DOCUMENT EXCERPT.
◆ ◆ ◆ ◆ ◆ ◆ ◆

We're also stepping up activity in the Wyoming DJ Basin, doubling our activity to 35 net wells in 2018. DJ Basin well results are less flashy than our basins; however, they produce consistent low decline results and are the fastest to drill and the lowest cost wells in the company. We routinely drill 18,000-foot wells in three to four days while remaining in a tight target window. We average $4.5 million for 9,000-foot laterals in 2017. This year, we expect to average just $4 million. Additionally, robust water and gas gathering infrastructure is driving down operating costs.

In the Bakken, last year's activity was focused on drawing down our inventory of legacy drilled but uncompleted wells, which didn't have the benefit of our latest precision targeting techniques. Once we completed our inventory or ducts, we completed a few fantastic wells in both the Bakken and Three Forks targets.

In 2017, the top well of a package of four new wells in the Antelope Extension produced almost 3,200 barrels of oil equivalent per day in the first 30 days. After 120 days, production was holding up, averaging over 2,500 barrels of oil equivalent per day. Now that our pre-2016 duct inventory is depleted, we are excited to get a fresh start for our 2018 drilling program and take advantage of the significant progress made on our Bakken cost structure.

◆ ◆ ◆ ◆ ◆ ◆ ◆

RECORDED DATA.
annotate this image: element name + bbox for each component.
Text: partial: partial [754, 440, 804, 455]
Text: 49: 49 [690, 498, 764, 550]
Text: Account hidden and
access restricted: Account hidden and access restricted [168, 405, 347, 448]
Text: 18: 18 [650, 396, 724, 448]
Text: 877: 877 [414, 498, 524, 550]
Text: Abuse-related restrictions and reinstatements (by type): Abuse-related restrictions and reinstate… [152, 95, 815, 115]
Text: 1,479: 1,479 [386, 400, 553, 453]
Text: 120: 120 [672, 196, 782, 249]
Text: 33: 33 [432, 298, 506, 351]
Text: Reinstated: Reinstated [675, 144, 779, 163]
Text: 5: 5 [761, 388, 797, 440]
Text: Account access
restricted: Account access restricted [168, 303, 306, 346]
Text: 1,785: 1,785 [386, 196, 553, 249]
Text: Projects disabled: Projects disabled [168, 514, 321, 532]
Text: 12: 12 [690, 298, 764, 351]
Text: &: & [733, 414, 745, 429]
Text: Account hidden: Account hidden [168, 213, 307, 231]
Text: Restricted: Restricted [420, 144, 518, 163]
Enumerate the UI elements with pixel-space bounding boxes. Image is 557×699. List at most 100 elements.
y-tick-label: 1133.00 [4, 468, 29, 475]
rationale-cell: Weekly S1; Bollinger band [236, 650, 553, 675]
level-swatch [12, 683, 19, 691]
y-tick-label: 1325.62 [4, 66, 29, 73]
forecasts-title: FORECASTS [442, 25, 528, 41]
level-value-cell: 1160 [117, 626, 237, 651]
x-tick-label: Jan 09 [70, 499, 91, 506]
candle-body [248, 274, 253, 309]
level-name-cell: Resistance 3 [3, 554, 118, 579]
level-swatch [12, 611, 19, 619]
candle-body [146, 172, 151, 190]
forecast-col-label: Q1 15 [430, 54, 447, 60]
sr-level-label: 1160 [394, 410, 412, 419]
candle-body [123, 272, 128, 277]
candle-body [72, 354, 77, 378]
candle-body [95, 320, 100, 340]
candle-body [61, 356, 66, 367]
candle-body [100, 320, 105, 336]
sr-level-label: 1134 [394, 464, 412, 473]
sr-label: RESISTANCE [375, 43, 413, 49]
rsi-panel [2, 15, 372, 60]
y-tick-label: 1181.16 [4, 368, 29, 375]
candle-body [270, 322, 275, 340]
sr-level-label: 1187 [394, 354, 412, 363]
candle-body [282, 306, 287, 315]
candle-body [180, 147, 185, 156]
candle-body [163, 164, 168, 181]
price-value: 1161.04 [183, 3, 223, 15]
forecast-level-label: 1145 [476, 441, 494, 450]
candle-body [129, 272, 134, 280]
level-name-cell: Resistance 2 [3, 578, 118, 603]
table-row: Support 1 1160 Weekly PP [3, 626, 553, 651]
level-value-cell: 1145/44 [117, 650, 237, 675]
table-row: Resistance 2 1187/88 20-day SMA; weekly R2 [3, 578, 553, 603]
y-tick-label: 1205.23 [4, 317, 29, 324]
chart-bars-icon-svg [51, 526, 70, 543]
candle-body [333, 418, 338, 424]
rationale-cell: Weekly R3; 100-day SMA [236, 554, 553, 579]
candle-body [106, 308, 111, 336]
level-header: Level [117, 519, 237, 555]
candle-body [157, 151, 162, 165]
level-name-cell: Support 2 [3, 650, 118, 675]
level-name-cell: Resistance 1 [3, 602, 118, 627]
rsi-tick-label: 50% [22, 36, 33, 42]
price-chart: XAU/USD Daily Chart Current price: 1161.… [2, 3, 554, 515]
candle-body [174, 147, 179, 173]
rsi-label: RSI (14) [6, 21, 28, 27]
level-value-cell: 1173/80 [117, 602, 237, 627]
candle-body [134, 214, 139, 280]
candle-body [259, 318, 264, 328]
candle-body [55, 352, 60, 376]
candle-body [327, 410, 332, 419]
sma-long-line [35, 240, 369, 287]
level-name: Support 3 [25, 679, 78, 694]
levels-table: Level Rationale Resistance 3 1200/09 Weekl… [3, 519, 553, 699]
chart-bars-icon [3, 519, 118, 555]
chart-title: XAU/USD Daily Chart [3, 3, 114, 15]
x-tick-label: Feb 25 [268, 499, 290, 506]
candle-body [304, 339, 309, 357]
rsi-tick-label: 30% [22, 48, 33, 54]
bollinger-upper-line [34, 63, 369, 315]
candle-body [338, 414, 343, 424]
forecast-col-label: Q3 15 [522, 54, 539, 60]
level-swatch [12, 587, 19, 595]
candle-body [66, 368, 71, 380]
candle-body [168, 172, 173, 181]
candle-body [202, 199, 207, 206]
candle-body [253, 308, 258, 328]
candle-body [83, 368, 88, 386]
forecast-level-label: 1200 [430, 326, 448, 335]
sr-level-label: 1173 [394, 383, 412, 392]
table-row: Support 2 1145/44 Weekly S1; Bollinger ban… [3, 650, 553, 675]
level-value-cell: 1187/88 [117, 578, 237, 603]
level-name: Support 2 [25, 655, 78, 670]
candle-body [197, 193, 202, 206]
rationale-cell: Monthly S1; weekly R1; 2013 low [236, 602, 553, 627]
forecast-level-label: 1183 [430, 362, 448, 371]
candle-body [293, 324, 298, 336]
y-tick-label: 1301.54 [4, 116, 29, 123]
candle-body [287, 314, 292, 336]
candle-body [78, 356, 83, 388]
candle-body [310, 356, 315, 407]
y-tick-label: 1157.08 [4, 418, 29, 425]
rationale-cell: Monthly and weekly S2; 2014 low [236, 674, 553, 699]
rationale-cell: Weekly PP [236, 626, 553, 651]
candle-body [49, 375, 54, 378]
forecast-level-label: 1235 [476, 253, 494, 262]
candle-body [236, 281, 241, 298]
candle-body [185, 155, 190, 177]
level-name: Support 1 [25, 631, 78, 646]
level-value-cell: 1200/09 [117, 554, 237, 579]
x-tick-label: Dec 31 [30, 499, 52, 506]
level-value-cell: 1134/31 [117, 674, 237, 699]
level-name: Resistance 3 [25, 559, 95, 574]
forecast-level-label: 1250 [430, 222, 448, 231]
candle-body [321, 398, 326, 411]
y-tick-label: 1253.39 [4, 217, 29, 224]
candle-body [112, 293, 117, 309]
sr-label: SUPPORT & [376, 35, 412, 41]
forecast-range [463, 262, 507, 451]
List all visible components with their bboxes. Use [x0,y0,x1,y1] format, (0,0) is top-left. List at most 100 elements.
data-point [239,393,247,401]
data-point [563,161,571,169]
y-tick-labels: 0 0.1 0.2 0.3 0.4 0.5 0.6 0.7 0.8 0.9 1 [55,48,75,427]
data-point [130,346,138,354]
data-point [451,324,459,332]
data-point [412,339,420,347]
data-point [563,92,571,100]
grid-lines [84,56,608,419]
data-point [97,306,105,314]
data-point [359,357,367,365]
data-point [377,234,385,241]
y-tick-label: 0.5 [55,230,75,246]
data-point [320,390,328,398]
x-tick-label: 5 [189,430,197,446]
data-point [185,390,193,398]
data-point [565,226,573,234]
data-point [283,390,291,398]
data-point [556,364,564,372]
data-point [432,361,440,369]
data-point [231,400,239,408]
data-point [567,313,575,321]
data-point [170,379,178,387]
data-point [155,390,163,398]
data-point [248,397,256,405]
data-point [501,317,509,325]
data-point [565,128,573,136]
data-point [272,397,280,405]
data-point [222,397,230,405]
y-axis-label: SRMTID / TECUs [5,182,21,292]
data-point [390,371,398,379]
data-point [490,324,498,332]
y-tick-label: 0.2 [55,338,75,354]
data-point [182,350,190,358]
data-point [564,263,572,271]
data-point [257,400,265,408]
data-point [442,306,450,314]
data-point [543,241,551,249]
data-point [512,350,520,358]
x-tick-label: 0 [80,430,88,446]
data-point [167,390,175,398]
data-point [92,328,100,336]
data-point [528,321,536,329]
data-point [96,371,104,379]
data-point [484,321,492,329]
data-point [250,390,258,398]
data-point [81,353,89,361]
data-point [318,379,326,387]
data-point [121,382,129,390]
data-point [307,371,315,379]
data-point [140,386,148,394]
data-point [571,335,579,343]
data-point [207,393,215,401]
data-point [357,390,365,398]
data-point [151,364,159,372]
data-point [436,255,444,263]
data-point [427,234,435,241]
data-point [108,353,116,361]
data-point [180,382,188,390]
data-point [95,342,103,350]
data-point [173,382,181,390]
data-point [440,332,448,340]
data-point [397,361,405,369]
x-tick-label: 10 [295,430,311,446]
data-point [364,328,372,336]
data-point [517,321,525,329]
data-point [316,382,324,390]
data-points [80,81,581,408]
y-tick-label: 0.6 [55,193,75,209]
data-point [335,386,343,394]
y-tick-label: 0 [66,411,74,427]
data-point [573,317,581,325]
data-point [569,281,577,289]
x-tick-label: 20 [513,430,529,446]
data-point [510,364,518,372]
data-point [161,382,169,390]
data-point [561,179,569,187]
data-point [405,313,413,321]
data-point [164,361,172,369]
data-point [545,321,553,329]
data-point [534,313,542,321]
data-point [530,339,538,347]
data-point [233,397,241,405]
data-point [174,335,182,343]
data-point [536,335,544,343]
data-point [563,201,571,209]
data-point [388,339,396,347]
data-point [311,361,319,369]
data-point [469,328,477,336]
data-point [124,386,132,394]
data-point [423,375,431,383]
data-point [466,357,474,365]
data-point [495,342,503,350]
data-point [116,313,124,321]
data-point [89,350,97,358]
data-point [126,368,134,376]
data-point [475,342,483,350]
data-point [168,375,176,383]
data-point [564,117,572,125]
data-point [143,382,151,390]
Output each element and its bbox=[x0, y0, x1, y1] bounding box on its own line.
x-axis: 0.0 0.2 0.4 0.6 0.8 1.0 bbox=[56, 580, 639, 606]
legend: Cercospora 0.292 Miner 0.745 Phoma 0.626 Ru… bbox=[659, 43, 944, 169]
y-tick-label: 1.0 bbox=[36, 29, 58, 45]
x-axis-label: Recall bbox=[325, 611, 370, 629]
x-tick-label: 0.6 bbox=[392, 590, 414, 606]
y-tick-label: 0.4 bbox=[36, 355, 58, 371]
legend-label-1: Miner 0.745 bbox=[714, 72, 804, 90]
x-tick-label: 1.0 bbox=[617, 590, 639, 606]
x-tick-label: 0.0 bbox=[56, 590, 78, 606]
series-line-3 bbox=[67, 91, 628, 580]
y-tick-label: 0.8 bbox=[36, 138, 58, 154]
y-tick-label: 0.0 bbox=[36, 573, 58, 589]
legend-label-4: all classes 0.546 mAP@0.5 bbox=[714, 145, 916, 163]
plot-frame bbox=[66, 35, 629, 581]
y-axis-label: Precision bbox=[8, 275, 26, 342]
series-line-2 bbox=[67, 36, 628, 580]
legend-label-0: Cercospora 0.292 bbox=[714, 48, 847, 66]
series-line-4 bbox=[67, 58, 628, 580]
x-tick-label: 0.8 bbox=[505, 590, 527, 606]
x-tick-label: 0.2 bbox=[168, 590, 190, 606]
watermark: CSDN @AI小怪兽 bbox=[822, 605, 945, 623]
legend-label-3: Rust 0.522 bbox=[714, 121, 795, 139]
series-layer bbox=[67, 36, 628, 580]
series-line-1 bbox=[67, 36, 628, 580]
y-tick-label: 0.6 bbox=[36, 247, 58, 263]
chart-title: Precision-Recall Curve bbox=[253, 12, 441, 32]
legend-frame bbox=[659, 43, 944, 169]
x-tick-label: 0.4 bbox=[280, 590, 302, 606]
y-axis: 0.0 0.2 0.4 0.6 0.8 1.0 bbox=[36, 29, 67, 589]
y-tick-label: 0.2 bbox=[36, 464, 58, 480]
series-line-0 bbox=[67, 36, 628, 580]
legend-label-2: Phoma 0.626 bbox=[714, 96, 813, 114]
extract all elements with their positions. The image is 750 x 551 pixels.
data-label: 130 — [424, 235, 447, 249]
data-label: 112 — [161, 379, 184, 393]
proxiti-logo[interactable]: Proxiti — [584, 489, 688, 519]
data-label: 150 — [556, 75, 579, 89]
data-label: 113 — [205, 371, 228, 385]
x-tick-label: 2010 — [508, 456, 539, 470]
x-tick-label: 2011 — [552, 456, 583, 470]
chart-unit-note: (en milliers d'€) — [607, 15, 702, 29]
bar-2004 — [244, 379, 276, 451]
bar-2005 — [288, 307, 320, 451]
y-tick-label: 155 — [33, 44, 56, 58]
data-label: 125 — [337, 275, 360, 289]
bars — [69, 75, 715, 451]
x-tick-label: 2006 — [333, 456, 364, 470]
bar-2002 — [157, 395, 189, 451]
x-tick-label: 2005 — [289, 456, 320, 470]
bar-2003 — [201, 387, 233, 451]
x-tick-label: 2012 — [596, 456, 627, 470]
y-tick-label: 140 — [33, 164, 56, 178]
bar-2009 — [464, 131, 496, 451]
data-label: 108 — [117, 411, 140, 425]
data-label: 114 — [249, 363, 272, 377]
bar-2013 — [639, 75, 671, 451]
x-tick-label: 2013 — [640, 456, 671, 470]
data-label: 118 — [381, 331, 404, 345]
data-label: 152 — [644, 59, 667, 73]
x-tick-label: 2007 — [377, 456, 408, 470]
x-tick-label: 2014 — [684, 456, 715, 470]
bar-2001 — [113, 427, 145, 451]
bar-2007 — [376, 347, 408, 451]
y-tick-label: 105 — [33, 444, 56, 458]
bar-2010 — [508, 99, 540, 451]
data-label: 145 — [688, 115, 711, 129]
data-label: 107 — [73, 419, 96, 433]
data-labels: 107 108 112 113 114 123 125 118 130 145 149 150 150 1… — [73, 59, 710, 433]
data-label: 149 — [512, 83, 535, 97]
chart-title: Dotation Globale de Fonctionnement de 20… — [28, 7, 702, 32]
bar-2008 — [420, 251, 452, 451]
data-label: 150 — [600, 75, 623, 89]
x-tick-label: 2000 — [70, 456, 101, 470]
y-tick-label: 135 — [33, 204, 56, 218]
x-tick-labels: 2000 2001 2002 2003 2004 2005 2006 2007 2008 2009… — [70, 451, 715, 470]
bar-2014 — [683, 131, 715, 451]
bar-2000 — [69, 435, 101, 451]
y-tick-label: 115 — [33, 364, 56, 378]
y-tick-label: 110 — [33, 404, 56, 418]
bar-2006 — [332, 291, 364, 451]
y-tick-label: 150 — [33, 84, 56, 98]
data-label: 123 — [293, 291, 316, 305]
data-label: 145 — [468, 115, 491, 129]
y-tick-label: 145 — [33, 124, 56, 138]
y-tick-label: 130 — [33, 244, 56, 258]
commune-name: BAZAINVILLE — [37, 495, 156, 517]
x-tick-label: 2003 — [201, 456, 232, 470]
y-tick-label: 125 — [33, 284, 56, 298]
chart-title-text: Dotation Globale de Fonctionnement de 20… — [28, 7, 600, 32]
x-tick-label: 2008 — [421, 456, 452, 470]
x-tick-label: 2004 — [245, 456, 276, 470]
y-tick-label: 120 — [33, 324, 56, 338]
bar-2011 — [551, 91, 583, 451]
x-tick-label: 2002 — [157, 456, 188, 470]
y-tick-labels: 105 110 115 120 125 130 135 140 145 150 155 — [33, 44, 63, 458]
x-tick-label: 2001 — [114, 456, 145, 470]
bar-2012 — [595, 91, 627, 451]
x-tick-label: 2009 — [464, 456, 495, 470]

◆ ◆ ◆ ◆ ◆ ◆ ◆

Can you extract the part of the drilling passage that begins at the words "We're also stepping" and stops after "down operating costs."? The rows above have no role here.

SOLUTION FOR THIS TASK.
We're also stepping up activity in the Wyoming DJ Basin, doubling our activity to 35 net wells in 2018. DJ Basin well results are less flashy than our basins; however, they produce consistent low decline results and are the fastest to drill and the lowest cost wells in the company. We routinely drill 18,000-foot wells in three to four days while remaining in a tight target window. We average $4.5 million for 9,000-foot laterals in 2017. This year, we expect to average just $4 million. Additionally, robust water and gas gathering infrastructure is driving down operating costs.